### PROBLEM TO WORK ON
Write every record out again exactly, and keep images out of it.

### INFORMATION SUPPLIED
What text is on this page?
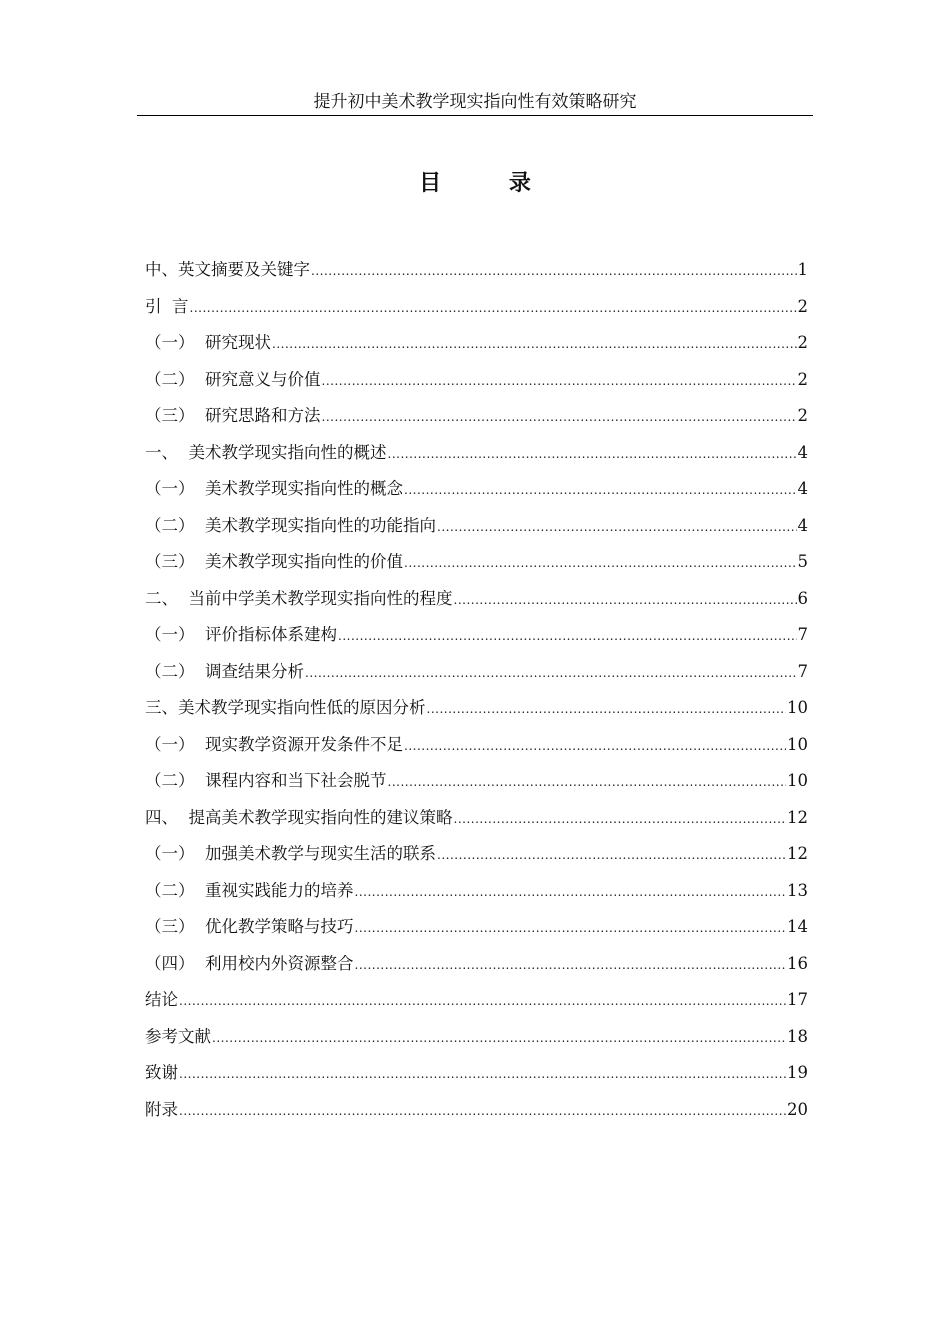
提升初中美术教学现实指向性有效策略研究
目 录
中、英文摘要及关键字 .....	1
引  言 .....	2
（一）  研究现状 .....	2
（二）  研究意义与价值 .....	2
（三）  研究思路和方法 .....	2
一、  美术教学现实指向性的概述 .....	4
（一）  美术教学现实指向性的概念 .....	4
（二）  美术教学现实指向性的功能指向 .....	4
（三）  美术教学现实指向性的价值 .....	5
二、  当前中学美术教学现实指向性的程度 .....	6
（一）  评价指标体系建构 .....	7
（二）  调查结果分析 .....	7
三、美术教学现实指向性低的原因分析 .....	10
（一）  现实教学资源开发条件不足 .....	10
（二）  课程内容和当下社会脱节 .....	10
四、  提高美术教学现实指向性的建议策略 .....	12
（一）  加强美术教学与现实生活的联系 .....	12
（二）  重视实践能力的培养 .....	13
（三）  优化教学策略与技巧 .....	14
（四）  利用校内外资源整合 .....	16
结论 .....	17
参考文献 .....	18
致谢 .....	19
附录 .....	20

### SOLVED EXERCISE
What text is on this page?
提升初中美术教学现实指向性有效策略研究
目 录
中、英文摘要及关键字 .....	1
引  言 .....	2
（一）  研究现状 .....	2
（二）  研究意义与价值 .....	2
（三）  研究思路和方法 .....	2
一、  美术教学现实指向性的概述 .....	4
（一）  美术教学现实指向性的概念 .....	4
（二）  美术教学现实指向性的功能指向 .....	4
（三）  美术教学现实指向性的价值 .....	5
二、  当前中学美术教学现实指向性的程度 .....	6
（一）  评价指标体系建构 .....	7
（二）  调查结果分析 .....	7
三、美术教学现实指向性低的原因分析 .....	10
（一）  现实教学资源开发条件不足 .....	10
（二）  课程内容和当下社会脱节 .....	10
四、  提高美术教学现实指向性的建议策略 .....	12
（一）  加强美术教学与现实生活的联系 .....	12
（二）  重视实践能力的培养 .....	13
（三）  优化教学策略与技巧 .....	14
（四）  利用校内外资源整合 .....	16
结论 .....	17
参考文献 .....	18
致谢 .....	19
附录 .....	20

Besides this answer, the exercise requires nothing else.